[TASK TO COMPLETE] Each line of the listing that contains the word "grid" is to be copied.

[EXERCISE MATERIALS]
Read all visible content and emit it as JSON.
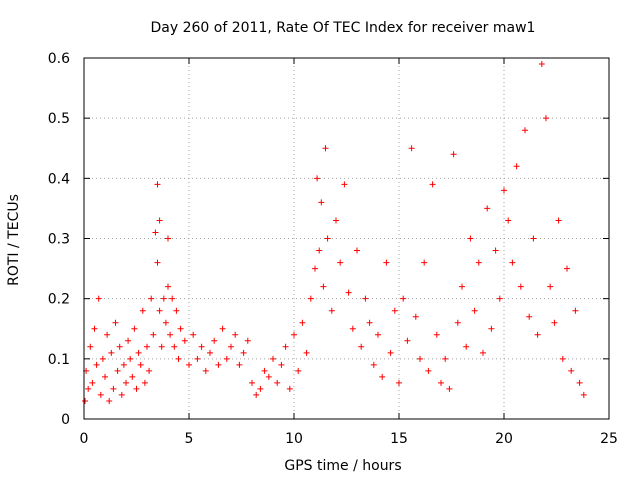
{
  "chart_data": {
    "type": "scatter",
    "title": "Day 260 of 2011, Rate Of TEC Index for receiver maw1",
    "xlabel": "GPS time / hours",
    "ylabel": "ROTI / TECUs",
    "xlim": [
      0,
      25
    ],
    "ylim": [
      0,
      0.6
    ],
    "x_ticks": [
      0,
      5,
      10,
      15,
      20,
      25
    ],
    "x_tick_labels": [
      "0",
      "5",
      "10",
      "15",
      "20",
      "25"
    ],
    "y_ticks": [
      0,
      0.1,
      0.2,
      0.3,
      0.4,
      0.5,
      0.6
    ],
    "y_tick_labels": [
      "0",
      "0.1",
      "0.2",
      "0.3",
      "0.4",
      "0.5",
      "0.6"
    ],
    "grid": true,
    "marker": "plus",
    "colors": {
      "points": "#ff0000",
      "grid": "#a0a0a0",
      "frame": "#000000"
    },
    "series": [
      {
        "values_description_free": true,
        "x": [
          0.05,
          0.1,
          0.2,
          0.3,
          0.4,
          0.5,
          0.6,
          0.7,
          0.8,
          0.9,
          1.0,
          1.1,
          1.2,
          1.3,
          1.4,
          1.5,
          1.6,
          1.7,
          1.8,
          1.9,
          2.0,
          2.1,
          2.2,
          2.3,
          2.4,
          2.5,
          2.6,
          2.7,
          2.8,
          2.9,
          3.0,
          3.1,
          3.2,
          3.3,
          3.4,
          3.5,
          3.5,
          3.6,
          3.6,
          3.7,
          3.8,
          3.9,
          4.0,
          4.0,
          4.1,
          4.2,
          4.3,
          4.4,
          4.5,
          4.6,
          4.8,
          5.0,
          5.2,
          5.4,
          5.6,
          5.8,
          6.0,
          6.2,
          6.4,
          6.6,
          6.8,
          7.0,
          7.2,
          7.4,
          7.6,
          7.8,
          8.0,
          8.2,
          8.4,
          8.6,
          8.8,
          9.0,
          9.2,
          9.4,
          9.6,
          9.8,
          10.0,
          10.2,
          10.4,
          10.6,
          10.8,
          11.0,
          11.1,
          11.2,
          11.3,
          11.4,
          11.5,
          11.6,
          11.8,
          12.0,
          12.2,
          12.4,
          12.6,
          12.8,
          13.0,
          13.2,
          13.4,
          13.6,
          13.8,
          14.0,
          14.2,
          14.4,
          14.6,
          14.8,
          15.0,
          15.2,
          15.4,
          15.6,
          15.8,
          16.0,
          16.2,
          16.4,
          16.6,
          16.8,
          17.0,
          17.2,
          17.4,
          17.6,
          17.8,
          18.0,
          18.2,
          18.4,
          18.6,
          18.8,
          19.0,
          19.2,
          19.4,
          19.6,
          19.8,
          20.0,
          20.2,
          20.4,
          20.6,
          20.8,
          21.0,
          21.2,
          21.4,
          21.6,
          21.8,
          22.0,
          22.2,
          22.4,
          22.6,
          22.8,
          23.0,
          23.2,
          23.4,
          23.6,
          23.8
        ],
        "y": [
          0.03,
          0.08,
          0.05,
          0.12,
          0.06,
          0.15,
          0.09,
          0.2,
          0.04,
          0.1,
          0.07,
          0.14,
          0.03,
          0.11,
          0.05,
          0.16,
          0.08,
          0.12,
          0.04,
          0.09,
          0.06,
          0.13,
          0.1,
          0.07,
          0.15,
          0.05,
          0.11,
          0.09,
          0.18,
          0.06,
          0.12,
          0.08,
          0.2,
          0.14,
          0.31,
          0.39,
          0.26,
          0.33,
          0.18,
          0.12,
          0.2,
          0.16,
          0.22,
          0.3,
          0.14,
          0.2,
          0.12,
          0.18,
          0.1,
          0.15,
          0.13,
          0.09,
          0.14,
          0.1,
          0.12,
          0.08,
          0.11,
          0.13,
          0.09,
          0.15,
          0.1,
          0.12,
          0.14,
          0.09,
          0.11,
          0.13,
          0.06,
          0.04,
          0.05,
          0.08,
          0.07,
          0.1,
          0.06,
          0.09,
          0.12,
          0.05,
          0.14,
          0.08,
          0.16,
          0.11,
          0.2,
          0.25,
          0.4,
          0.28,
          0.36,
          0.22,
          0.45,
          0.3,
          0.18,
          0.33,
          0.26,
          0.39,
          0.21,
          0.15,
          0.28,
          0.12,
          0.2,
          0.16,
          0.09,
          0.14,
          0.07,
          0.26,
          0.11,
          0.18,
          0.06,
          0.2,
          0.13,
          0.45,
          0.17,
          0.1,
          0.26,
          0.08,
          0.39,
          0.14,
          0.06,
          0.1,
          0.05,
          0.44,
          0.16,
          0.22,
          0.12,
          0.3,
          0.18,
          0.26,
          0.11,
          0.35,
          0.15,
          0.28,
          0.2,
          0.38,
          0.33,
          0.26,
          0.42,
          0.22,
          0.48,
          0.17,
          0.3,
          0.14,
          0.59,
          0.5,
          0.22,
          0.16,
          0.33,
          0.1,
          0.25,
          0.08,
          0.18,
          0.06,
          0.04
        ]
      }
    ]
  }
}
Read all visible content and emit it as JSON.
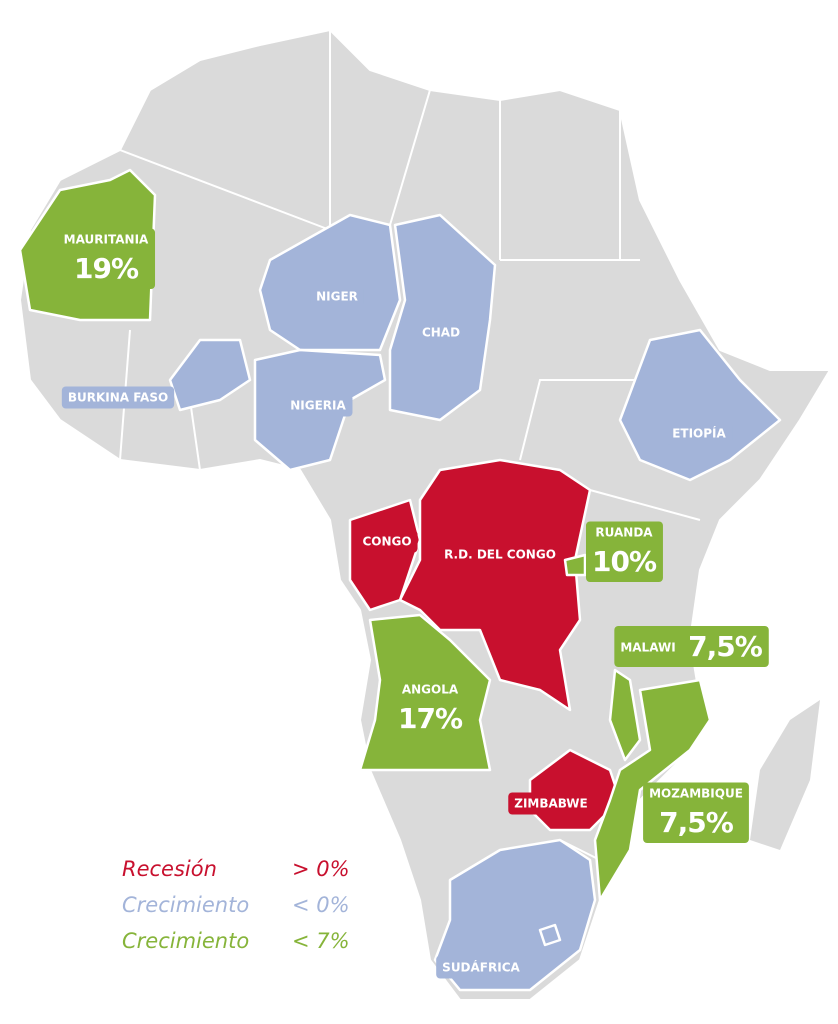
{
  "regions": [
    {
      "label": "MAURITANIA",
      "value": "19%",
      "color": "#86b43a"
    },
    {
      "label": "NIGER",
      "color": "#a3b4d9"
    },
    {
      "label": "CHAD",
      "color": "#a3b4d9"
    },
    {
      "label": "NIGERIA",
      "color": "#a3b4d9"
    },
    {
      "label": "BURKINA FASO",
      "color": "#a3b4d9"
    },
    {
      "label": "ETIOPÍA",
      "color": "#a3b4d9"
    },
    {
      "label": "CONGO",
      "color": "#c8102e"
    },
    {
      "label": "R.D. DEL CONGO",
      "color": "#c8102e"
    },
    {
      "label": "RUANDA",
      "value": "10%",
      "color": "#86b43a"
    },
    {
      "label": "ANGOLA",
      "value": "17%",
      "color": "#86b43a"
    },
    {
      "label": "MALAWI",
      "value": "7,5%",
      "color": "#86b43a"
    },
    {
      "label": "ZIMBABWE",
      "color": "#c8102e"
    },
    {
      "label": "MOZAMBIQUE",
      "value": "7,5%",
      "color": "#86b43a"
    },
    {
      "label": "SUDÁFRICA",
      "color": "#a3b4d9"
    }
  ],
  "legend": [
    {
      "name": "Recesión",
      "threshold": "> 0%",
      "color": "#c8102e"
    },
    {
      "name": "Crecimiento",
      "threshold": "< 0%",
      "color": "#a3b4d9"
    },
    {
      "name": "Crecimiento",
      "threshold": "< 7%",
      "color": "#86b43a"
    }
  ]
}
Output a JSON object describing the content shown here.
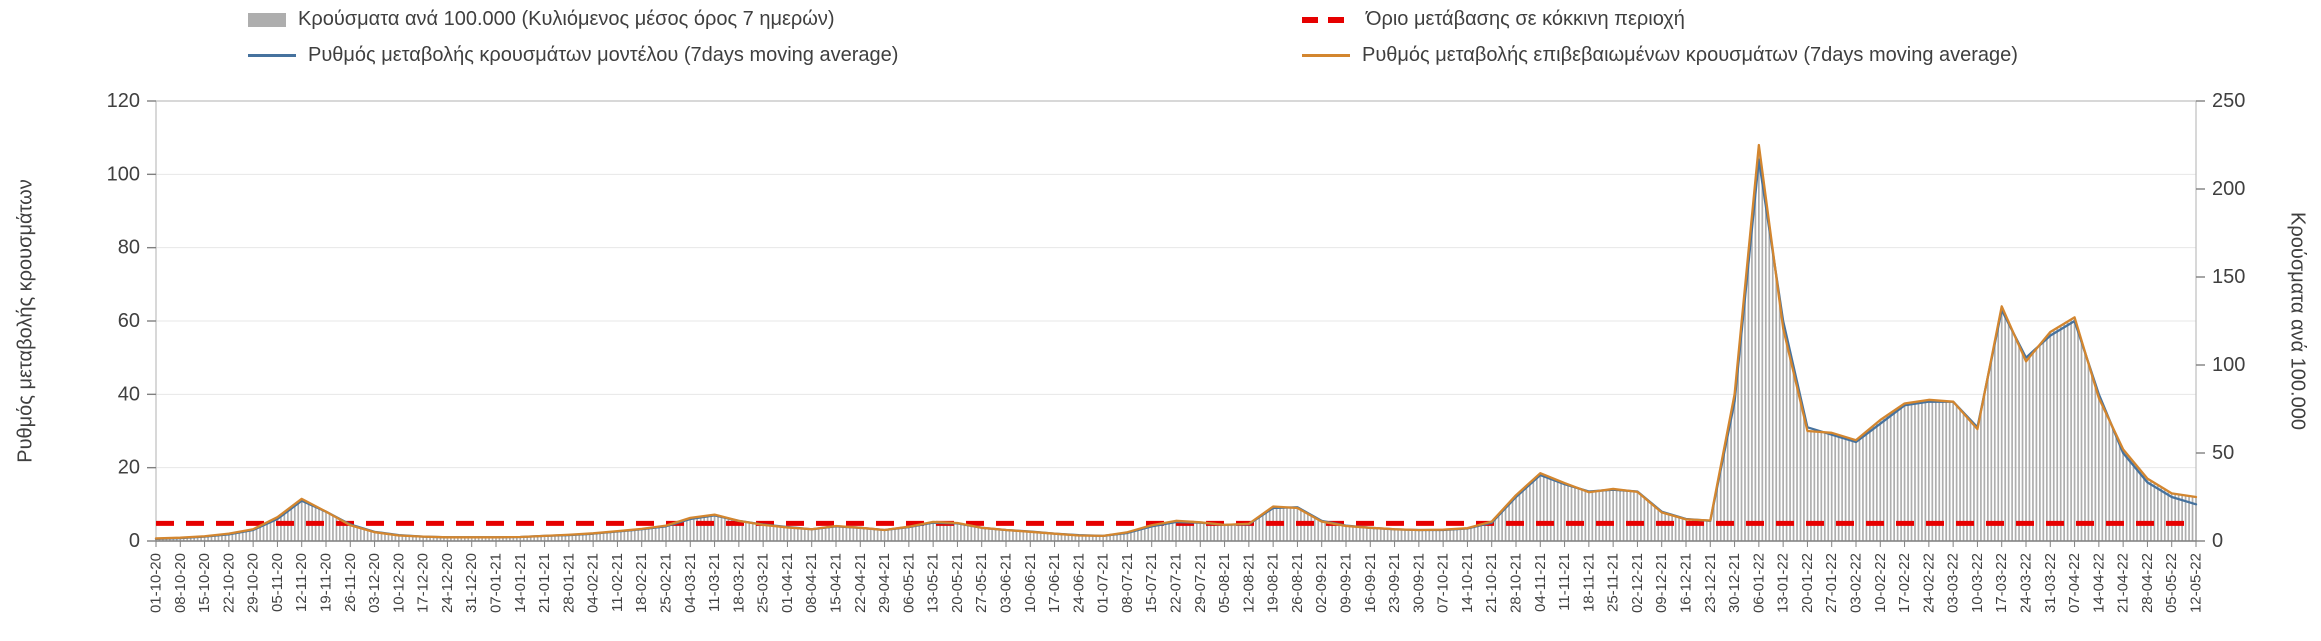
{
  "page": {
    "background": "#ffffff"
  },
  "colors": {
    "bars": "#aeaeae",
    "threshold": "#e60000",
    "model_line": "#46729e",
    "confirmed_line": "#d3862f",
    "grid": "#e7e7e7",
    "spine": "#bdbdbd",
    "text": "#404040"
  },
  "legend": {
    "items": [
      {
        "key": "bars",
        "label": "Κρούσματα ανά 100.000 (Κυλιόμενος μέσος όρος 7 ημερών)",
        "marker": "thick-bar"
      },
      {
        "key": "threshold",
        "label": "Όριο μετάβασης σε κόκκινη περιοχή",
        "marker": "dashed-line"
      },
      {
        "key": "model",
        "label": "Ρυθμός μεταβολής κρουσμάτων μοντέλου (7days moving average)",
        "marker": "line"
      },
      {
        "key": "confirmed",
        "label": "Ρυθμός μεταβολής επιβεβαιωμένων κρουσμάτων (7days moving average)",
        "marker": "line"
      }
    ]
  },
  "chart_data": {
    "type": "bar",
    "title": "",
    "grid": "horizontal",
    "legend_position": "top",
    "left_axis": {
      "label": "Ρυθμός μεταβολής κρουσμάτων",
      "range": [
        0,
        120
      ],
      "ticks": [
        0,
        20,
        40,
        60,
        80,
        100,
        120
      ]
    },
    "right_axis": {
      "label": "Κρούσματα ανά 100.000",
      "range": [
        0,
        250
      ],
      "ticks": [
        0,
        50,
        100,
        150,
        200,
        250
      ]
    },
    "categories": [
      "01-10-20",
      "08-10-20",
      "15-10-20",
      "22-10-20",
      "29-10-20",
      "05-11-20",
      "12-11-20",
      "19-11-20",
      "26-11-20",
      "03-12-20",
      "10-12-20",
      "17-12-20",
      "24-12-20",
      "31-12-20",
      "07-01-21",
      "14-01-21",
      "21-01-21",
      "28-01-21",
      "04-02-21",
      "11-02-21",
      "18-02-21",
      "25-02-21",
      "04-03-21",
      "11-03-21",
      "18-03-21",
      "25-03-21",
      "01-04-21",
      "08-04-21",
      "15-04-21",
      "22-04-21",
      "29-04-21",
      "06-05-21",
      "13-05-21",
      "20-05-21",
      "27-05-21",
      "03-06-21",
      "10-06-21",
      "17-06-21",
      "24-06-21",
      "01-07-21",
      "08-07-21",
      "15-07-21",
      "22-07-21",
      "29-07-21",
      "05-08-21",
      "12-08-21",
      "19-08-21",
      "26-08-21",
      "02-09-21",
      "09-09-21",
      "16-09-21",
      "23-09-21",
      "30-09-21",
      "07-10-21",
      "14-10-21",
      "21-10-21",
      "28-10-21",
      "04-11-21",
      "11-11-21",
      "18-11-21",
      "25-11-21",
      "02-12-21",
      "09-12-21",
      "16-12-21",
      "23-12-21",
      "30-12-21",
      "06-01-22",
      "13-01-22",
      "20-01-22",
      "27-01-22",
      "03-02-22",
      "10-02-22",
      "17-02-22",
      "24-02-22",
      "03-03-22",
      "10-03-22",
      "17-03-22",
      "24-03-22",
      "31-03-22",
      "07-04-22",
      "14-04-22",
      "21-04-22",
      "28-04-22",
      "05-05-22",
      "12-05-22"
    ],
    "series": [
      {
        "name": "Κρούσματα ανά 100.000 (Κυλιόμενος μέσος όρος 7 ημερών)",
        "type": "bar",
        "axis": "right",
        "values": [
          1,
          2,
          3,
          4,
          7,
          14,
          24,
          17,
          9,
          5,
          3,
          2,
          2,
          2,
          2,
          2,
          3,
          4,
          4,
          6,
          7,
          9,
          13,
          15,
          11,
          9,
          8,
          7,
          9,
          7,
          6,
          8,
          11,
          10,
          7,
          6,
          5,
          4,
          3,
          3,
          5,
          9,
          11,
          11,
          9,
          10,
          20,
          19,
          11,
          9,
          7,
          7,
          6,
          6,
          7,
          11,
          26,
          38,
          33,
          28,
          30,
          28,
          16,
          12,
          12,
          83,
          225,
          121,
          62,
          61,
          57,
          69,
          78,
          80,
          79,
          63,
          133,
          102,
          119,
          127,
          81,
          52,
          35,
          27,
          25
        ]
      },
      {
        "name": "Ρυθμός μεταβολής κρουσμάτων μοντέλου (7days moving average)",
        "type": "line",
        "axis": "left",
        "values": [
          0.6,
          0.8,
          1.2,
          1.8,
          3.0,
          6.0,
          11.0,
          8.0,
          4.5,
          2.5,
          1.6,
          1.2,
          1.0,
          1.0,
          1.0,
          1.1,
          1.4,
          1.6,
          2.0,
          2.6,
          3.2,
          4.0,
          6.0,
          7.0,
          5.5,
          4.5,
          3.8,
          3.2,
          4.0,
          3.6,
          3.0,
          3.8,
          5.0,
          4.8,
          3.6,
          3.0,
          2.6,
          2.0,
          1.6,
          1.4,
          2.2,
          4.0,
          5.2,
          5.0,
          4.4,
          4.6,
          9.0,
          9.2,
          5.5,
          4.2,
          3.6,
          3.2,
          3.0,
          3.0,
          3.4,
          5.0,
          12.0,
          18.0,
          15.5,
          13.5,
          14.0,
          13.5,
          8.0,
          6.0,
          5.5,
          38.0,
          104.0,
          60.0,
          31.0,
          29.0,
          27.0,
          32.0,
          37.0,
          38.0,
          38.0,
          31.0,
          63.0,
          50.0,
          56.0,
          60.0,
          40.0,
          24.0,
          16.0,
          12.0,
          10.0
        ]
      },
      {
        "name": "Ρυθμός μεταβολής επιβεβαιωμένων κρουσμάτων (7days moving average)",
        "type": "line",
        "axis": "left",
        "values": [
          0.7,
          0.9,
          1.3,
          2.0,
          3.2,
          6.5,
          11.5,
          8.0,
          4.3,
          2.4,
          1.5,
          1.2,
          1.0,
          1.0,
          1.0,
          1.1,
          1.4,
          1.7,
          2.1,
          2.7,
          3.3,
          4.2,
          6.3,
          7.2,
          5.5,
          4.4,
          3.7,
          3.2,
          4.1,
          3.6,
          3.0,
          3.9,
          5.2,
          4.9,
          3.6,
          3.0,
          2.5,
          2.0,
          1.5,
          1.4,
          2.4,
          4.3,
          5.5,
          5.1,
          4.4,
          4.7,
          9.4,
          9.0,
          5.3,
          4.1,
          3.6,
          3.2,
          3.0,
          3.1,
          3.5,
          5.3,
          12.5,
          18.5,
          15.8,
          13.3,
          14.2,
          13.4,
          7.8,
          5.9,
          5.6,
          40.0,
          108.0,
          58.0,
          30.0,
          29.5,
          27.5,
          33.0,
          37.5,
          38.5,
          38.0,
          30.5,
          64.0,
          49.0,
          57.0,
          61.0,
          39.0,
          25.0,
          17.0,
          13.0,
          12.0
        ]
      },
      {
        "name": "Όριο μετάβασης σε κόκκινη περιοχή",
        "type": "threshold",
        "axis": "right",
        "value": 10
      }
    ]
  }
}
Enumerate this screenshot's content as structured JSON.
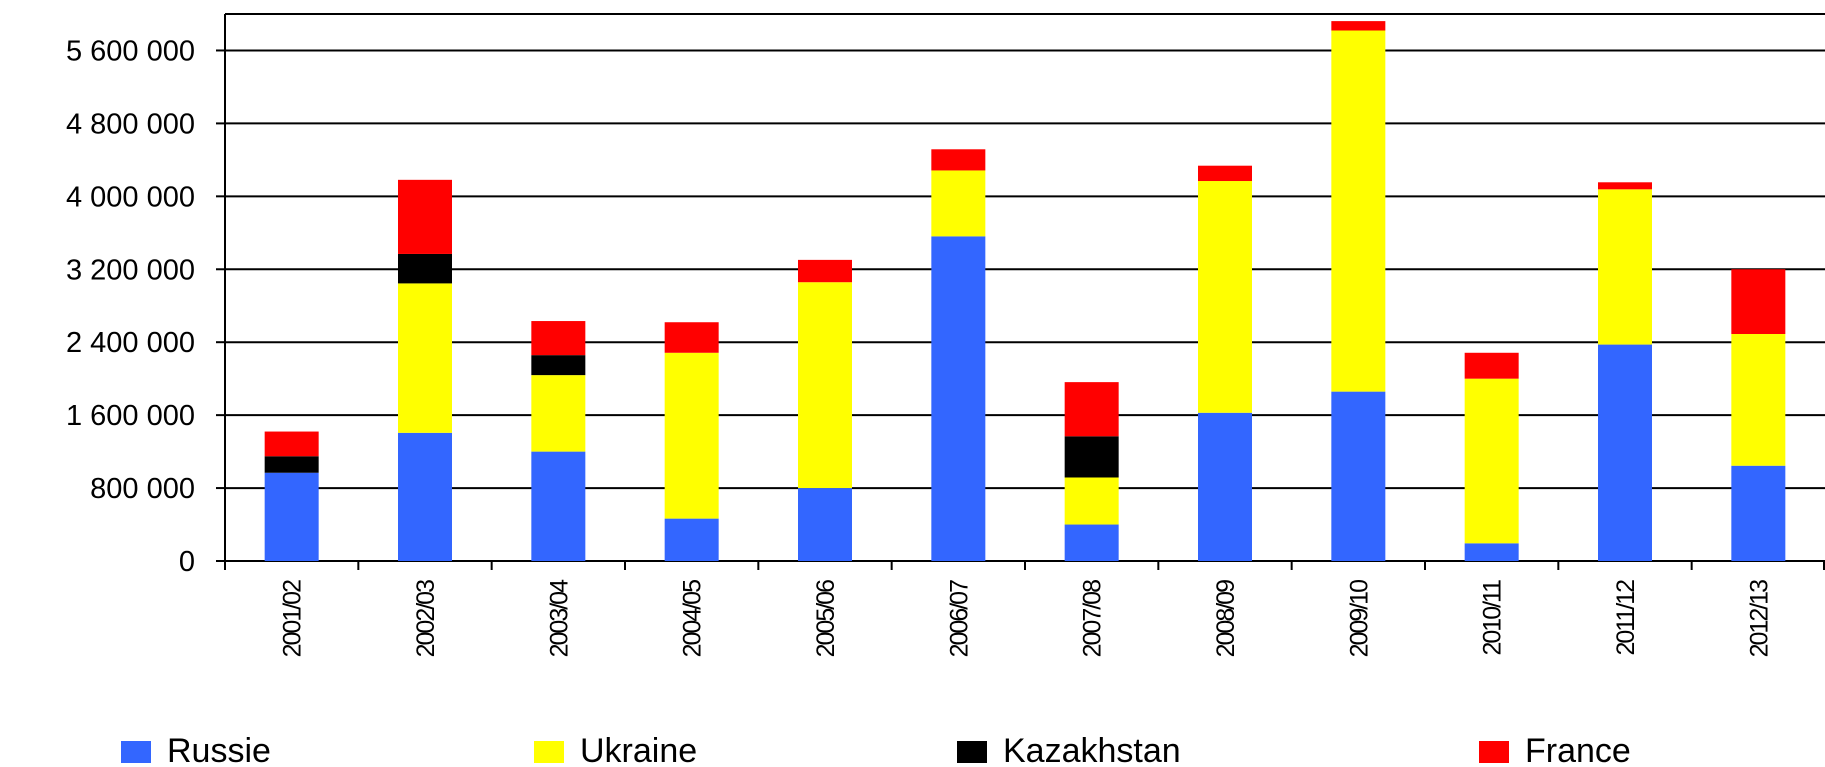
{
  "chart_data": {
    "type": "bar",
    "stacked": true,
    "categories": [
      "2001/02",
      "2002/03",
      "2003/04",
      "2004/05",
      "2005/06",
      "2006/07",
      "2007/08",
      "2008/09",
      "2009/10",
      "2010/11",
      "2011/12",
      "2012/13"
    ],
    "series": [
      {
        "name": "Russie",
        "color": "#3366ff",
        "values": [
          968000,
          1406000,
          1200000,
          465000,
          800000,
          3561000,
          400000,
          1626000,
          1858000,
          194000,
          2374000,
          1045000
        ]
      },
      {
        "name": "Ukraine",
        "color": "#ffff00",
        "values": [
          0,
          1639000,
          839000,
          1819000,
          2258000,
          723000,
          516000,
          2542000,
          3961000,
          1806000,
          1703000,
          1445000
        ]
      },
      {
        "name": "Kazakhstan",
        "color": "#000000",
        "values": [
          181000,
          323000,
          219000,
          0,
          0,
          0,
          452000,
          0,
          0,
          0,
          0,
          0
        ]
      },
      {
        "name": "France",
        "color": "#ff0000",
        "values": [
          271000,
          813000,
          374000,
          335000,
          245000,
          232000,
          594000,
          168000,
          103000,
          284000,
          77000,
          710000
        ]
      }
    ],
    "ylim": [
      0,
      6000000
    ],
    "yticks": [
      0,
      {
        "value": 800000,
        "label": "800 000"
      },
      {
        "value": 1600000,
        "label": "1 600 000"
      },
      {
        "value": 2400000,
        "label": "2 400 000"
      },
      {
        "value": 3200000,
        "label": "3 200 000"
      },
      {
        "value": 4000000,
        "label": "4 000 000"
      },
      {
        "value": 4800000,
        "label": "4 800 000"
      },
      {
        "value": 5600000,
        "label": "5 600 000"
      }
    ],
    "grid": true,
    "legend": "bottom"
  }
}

[SOLUTION]
    "grid": true,
      "grid": "#a0a0a0",
    "grid": "#e7e7e7",
    "grid": "horizontal",
    "grid": true,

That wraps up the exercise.